:: PROMPT ::
Copy out, exactly as given, every line from the line with "Decode this image" to the end of the listing, both of those lines included.

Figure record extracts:
▼

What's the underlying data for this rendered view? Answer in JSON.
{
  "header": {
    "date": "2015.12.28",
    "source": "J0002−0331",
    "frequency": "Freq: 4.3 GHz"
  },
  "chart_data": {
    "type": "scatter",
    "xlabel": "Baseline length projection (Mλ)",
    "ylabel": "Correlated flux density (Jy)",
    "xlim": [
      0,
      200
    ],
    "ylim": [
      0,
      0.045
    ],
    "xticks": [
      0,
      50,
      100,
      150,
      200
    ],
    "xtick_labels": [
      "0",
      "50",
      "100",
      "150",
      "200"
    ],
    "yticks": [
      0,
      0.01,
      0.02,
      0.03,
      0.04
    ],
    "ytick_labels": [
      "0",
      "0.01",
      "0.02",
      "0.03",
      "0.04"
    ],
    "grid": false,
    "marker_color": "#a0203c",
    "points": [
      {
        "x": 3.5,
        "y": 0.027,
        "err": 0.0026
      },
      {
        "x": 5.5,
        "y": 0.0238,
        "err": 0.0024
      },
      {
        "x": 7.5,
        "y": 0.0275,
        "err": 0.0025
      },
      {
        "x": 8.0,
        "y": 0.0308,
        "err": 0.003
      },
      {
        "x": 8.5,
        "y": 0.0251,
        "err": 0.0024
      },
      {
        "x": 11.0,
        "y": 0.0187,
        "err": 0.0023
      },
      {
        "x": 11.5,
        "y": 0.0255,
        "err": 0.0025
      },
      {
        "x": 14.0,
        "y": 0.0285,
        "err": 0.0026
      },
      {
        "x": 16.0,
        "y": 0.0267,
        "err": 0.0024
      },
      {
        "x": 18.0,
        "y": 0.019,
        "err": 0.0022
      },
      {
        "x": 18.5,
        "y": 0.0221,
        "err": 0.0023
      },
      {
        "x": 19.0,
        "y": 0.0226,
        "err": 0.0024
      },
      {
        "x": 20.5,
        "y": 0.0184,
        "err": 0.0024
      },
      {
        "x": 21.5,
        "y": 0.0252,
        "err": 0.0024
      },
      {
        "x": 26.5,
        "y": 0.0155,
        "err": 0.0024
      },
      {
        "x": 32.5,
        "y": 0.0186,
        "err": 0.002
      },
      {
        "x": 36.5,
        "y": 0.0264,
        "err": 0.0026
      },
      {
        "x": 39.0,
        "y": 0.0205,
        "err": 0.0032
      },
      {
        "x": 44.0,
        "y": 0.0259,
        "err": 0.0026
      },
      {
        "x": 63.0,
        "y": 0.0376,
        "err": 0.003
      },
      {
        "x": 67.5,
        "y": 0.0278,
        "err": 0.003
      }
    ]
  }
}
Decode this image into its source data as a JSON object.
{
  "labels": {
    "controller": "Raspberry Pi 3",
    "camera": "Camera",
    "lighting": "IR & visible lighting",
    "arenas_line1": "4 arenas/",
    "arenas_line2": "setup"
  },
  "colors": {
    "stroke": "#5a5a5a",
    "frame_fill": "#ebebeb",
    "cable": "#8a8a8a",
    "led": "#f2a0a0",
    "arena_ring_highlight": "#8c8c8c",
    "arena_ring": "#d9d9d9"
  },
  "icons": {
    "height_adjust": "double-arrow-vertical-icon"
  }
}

▲

:: EXERCISE SOLUTION ::
Decode this image into its source data as a JSON object.
{
  "labels": {
    "controller": "Raspberry Pi 3",
    "camera": "Camera",
    "lighting": "IR & visible lighting",
    "arenas_line1": "4 arenas/",
    "arenas_line2": "setup"
  },
  "colors": {
    "stroke": "#5a5a5a",
    "frame_fill": "#ebebeb",
    "cable": "#8a8a8a",
    "led": "#f2a0a0",
    "arena_ring_highlight": "#8c8c8c",
    "arena_ring": "#d9d9d9"
  },
  "icons": {
    "height_adjust": "double-arrow-vertical-icon"
  }
}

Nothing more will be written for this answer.